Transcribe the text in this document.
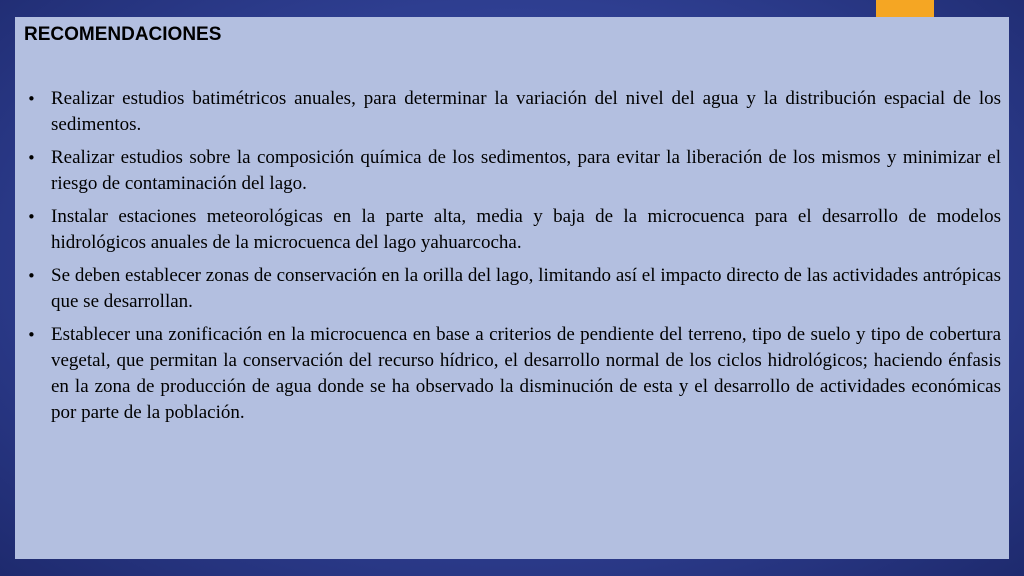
RECOMENDACIONES
• Realizar estudios batimétricos anuales, para determinar la variación del nivel del agua y la distribución espacial de los sedimentos.
• Realizar estudios sobre la composición química de los sedimentos, para evitar la liberación de los mismos y minimizar el riesgo de contaminación del lago.
• Instalar estaciones meteorológicas en la parte alta, media y baja de la microcuenca para el desarrollo de modelos hidrológicos anuales de la microcuenca del lago yahuarcocha.
• Se deben establecer zonas de conservación en la orilla del lago, limitando así el impacto directo de las actividades antrópicas que se desarrollan.
• Establecer una zonificación en la microcuenca en base a criterios de pendiente del terreno, tipo de suelo y tipo de cobertura vegetal, que permitan la conservación del recurso hídrico, el desarrollo normal de los ciclos hidrológicos; haciendo énfasis en la zona de producción de agua donde se ha observado la disminución de esta y el desarrollo de actividades económicas por parte de la población.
· · ·
→ Task statement: Restate every record exactly, please; do not copy the pictures.

→ Response to the exercise:
Transcribe the text in this document.
RECOMENDACIONES
• Realizar estudios batimétricos anuales, para determinar la variación del nivel del agua y la distribución espacial de los sedimentos.
• Realizar estudios sobre la composición química de los sedimentos, para evitar la liberación de los mismos y minimizar el riesgo de contaminación del lago.
• Instalar estaciones meteorológicas en la parte alta, media y baja de la microcuenca para el desarrollo de modelos hidrológicos anuales de la microcuenca del lago yahuarcocha.
• Se deben establecer zonas de conservación en la orilla del lago, limitando así el impacto directo de las actividades antrópicas que se desarrollan.
• Establecer una zonificación en la microcuenca en base a criterios de pendiente del terreno, tipo de suelo y tipo de cobertura vegetal, que permitan la conservación del recurso hídrico, el desarrollo normal de los ciclos hidrológicos; haciendo énfasis en la zona de producción de agua donde se ha observado la disminución de esta y el desarrollo de actividades económicas por parte de la población.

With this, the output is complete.